◆ **REQUIRED WORK**
For each line below that contains the string "JSON", copy that line.

════════════════

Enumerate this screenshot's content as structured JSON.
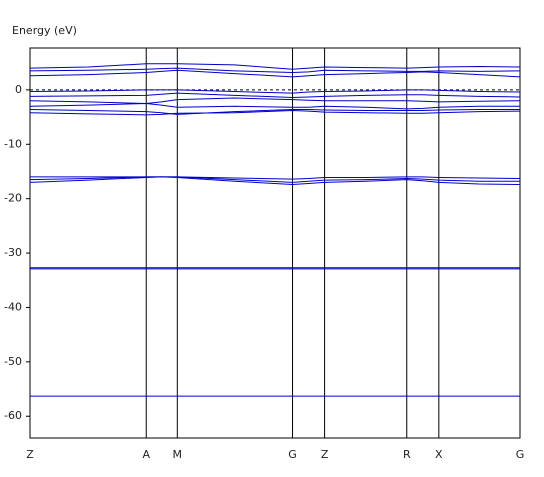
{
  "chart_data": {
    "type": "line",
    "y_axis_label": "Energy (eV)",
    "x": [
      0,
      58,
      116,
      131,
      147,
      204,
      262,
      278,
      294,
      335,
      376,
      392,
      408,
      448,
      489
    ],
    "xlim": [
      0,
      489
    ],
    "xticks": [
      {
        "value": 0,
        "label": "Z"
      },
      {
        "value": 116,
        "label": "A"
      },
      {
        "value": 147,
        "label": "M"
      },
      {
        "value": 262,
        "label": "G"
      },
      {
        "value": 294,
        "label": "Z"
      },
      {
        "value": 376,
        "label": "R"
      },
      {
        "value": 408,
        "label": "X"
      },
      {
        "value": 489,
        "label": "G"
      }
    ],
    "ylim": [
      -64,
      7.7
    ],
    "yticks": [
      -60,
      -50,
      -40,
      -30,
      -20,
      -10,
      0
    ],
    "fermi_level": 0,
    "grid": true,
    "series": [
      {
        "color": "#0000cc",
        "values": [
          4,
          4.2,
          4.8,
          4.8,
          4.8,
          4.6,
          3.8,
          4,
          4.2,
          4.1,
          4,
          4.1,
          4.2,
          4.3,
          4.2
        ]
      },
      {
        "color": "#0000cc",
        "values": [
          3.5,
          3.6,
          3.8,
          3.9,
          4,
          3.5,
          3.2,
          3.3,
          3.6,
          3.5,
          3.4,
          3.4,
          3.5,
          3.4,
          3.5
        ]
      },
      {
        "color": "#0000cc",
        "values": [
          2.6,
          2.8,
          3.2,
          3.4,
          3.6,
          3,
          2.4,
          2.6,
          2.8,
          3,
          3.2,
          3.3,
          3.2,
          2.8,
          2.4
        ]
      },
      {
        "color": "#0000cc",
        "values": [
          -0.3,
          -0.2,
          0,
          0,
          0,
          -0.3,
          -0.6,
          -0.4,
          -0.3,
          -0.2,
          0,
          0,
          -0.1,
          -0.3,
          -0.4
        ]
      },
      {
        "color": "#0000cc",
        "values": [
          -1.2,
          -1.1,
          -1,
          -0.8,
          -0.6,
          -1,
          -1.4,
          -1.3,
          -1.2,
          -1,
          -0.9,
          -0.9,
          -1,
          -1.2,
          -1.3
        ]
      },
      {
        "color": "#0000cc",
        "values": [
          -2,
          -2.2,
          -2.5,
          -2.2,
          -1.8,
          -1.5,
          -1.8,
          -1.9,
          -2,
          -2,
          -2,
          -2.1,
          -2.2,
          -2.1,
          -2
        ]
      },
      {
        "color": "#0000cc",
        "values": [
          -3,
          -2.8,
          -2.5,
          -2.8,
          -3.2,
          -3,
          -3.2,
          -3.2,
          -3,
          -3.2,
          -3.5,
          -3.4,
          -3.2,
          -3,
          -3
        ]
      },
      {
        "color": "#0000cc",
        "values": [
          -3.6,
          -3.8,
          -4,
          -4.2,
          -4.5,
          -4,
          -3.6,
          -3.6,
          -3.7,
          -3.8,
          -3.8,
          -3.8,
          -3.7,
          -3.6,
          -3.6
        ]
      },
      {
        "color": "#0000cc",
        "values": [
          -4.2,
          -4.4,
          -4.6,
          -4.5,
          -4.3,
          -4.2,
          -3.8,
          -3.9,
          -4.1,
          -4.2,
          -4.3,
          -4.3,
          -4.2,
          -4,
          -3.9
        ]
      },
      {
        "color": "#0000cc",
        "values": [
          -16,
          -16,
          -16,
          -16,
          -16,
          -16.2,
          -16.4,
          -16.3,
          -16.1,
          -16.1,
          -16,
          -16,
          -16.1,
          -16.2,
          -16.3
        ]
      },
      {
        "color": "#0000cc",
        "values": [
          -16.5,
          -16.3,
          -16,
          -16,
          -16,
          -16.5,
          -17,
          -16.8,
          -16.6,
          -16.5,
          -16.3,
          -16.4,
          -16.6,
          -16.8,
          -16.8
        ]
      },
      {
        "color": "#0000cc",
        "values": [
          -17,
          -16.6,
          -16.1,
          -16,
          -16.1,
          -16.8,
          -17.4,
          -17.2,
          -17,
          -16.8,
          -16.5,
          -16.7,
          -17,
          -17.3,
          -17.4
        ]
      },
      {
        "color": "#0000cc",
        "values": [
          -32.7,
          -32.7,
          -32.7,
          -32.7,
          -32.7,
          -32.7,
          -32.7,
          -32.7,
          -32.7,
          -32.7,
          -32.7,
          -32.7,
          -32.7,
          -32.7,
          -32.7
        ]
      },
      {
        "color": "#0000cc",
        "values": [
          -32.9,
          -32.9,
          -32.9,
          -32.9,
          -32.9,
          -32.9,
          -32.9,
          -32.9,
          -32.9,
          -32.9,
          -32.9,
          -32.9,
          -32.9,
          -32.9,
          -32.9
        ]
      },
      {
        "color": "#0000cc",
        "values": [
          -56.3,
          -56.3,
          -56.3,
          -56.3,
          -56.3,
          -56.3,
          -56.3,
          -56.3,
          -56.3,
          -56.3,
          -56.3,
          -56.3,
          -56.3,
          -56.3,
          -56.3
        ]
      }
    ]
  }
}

════════════════

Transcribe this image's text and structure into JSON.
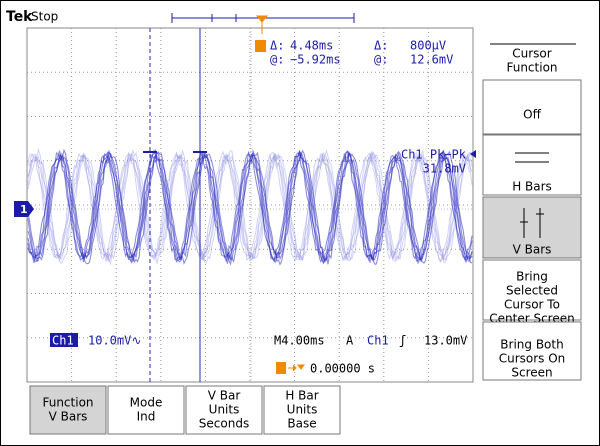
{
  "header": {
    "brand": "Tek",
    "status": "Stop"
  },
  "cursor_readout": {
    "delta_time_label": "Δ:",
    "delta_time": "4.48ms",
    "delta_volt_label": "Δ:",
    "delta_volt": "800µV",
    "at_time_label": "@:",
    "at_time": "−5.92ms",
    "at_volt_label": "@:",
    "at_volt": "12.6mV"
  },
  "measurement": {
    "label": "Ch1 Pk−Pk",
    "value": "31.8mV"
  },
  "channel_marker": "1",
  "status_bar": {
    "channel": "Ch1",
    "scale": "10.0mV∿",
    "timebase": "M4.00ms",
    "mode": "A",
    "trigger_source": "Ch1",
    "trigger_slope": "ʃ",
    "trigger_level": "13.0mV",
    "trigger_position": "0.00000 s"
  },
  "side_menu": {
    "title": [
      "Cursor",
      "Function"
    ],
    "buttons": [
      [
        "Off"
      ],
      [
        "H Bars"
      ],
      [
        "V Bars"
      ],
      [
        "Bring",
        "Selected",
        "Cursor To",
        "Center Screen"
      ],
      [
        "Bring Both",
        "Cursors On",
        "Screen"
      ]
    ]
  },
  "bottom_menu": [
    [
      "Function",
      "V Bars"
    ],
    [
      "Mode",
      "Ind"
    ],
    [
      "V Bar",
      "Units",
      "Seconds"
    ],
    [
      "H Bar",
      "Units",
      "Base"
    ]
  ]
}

════════════════

◆ **REPLY TO THE EXERCISE**
Enumerate this screenshot's content as structured JSON.
Transcribe this image's text and structure into JSON.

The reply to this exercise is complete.